*Work instructions*:
Write out the material exactly, with the pictures left out.
Task material start
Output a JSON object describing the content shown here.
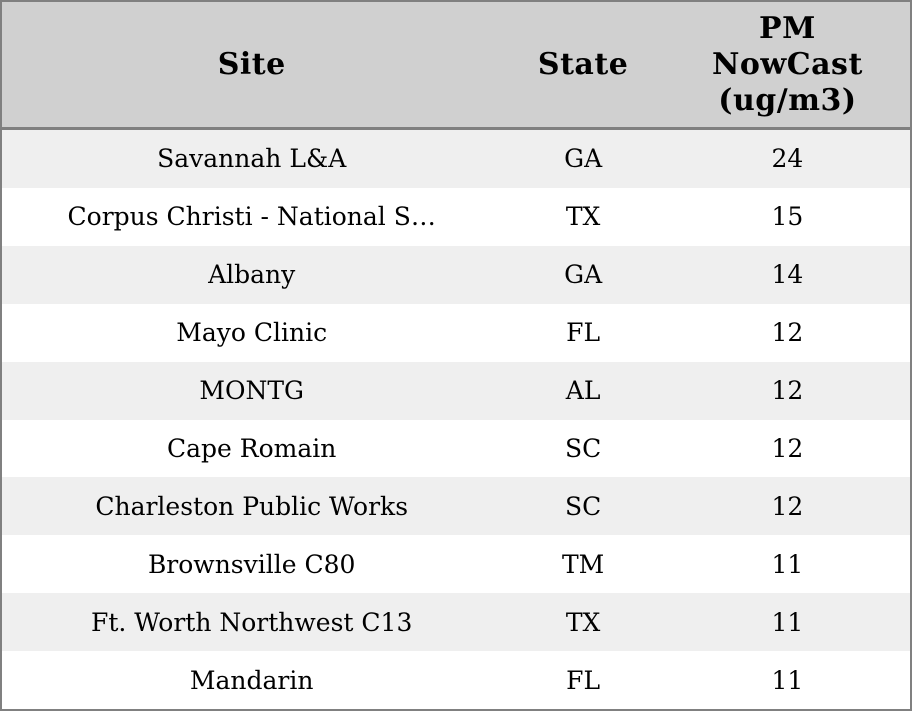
{
  "chart_data": {
    "type": "table",
    "columns": [
      "Site",
      "State",
      "PM NowCast (ug/m3)"
    ],
    "header": {
      "site": "Site",
      "state": "State",
      "pm_label": "PM NowCast (ug/m3)",
      "pm_lines": [
        "PM",
        "NowCast",
        "(ug/m3)"
      ]
    },
    "rows": [
      {
        "site": "Savannah L&A",
        "state": "GA",
        "pm_nowcast": 24
      },
      {
        "site": "Corpus Christi - National S…",
        "state": "TX",
        "pm_nowcast": 15
      },
      {
        "site": "Albany",
        "state": "GA",
        "pm_nowcast": 14
      },
      {
        "site": "Mayo Clinic",
        "state": "FL",
        "pm_nowcast": 12
      },
      {
        "site": "MONTG",
        "state": "AL",
        "pm_nowcast": 12
      },
      {
        "site": "Cape Romain",
        "state": "SC",
        "pm_nowcast": 12
      },
      {
        "site": "Charleston Public Works",
        "state": "SC",
        "pm_nowcast": 12
      },
      {
        "site": "Brownsville C80",
        "state": "TM",
        "pm_nowcast": 11
      },
      {
        "site": "Ft. Worth Northwest C13",
        "state": "TX",
        "pm_nowcast": 11
      },
      {
        "site": "Mandarin",
        "state": "FL",
        "pm_nowcast": 11
      }
    ]
  },
  "colors": {
    "border": "#808080",
    "header_bg": "#d0d0d0",
    "row_stripe_bg": "#efefef",
    "row_bg": "#ffffff",
    "text": "#000000"
  }
}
Task material end
*Response below*:
Output a JSON object describing the content shown here.
{
  "chart_data": {
    "type": "table",
    "columns": [
      "Site",
      "State",
      "PM NowCast (ug/m3)"
    ],
    "header": {
      "site": "Site",
      "state": "State",
      "pm_label": "PM NowCast (ug/m3)",
      "pm_lines": [
        "PM",
        "NowCast",
        "(ug/m3)"
      ]
    },
    "rows": [
      {
        "site": "Savannah L&A",
        "state": "GA",
        "pm_nowcast": 24
      },
      {
        "site": "Corpus Christi - National S…",
        "state": "TX",
        "pm_nowcast": 15
      },
      {
        "site": "Albany",
        "state": "GA",
        "pm_nowcast": 14
      },
      {
        "site": "Mayo Clinic",
        "state": "FL",
        "pm_nowcast": 12
      },
      {
        "site": "MONTG",
        "state": "AL",
        "pm_nowcast": 12
      },
      {
        "site": "Cape Romain",
        "state": "SC",
        "pm_nowcast": 12
      },
      {
        "site": "Charleston Public Works",
        "state": "SC",
        "pm_nowcast": 12
      },
      {
        "site": "Brownsville C80",
        "state": "TM",
        "pm_nowcast": 11
      },
      {
        "site": "Ft. Worth Northwest C13",
        "state": "TX",
        "pm_nowcast": 11
      },
      {
        "site": "Mandarin",
        "state": "FL",
        "pm_nowcast": 11
      }
    ]
  },
  "colors": {
    "border": "#808080",
    "header_bg": "#d0d0d0",
    "row_stripe_bg": "#efefef",
    "row_bg": "#ffffff",
    "text": "#000000"
  }
}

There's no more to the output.